Extract from the listing each line in which the word "Teams" appears.

Dataset excerpt
========

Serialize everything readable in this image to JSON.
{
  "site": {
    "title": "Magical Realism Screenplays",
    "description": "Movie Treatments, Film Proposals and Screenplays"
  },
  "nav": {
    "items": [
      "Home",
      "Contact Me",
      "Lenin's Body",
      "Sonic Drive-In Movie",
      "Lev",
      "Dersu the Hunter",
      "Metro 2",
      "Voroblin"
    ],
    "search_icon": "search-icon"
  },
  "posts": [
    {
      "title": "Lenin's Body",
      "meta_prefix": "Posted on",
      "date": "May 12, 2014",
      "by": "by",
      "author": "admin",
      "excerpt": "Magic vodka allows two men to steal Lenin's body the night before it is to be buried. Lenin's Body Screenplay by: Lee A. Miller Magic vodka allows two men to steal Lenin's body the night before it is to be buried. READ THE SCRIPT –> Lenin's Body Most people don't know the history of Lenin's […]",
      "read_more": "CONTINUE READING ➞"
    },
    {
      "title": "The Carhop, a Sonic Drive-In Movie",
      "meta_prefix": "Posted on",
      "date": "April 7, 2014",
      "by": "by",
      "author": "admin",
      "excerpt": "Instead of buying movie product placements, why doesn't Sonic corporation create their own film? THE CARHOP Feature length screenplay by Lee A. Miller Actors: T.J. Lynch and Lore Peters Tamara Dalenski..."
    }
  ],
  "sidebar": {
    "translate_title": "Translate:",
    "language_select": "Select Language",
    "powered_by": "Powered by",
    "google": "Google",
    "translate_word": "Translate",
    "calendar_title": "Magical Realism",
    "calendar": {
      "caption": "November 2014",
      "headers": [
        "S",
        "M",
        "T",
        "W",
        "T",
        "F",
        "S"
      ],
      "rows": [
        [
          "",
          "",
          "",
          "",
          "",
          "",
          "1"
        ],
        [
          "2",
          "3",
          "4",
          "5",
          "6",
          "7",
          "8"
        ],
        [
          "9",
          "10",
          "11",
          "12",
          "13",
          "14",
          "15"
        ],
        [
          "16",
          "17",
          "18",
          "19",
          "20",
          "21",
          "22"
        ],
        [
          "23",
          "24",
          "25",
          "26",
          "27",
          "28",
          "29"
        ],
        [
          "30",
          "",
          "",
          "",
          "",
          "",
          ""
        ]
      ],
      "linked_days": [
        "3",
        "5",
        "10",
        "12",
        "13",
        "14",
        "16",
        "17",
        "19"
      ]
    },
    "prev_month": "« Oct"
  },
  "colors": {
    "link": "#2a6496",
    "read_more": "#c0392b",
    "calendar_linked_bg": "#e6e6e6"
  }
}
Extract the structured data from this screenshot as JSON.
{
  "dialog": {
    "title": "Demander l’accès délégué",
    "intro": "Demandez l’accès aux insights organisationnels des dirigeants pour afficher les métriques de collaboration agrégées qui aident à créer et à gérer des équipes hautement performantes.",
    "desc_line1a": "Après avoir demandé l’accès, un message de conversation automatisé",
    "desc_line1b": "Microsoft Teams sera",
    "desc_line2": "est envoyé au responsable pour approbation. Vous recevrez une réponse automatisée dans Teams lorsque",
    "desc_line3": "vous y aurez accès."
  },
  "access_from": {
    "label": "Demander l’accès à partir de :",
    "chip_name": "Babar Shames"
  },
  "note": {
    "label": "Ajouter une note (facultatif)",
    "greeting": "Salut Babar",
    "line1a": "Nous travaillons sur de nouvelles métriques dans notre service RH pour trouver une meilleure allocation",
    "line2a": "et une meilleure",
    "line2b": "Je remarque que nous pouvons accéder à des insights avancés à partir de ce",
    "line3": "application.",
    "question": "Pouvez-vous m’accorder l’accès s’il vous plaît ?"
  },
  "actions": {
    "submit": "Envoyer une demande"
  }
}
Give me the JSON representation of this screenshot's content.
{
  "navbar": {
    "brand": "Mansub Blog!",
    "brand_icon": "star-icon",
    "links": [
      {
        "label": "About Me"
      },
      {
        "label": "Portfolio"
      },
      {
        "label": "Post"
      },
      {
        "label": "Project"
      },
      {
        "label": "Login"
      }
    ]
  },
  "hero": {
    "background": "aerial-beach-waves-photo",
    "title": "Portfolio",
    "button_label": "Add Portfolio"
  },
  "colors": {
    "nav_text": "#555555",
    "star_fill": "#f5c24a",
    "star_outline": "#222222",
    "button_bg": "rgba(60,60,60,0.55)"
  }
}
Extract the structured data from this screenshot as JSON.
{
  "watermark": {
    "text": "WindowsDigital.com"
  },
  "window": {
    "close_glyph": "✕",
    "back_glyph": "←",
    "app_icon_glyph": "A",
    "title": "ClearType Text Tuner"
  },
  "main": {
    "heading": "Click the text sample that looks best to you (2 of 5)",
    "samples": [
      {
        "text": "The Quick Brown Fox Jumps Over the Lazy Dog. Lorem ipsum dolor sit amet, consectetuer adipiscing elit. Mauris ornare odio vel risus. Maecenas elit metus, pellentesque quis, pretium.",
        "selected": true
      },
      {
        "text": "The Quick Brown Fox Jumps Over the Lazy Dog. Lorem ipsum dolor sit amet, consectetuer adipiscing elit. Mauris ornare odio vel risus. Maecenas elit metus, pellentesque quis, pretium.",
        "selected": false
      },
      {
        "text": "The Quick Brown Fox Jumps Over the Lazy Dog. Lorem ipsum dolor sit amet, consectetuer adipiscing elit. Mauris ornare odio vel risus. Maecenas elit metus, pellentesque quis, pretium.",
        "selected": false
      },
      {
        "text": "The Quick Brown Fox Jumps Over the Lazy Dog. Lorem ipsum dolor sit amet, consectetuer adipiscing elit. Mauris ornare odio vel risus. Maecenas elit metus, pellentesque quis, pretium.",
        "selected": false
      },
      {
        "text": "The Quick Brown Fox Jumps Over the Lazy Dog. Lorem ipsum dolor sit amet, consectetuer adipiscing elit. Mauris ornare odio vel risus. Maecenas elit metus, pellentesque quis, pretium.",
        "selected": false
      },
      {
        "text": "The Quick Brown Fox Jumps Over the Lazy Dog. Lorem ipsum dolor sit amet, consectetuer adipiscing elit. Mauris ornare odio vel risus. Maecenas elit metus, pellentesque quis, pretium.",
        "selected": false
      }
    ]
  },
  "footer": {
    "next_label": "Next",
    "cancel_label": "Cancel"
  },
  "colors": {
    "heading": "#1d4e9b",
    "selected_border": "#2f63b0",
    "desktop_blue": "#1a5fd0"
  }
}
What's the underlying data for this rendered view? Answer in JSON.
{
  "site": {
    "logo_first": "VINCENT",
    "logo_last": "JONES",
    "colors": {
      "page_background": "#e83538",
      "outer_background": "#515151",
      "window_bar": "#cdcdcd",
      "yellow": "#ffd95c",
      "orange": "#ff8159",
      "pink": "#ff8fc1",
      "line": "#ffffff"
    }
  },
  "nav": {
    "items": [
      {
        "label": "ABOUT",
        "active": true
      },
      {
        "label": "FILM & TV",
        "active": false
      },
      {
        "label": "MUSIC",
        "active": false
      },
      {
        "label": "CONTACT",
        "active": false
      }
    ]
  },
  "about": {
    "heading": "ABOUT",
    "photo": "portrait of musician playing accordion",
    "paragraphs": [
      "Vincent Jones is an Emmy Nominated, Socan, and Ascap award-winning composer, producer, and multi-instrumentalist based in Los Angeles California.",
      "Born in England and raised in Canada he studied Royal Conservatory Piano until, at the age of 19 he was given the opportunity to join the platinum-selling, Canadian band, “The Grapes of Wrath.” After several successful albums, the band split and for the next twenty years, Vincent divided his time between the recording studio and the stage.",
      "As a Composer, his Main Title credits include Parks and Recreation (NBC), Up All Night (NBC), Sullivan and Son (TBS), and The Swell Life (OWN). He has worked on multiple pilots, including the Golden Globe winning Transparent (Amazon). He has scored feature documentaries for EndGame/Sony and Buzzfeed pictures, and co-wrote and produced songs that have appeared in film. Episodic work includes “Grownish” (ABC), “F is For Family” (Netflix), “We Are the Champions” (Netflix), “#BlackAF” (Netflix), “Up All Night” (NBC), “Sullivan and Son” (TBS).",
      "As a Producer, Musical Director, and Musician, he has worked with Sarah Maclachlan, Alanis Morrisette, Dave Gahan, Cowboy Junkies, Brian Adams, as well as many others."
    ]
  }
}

========

**WRITTEN RESPONSE**
    "desc_line1b": "Microsoft Teams sera",
    "desc_line2": "est envoyé au responsable pour approbation. Vous recevrez une réponse automatisée dans Teams lorsque",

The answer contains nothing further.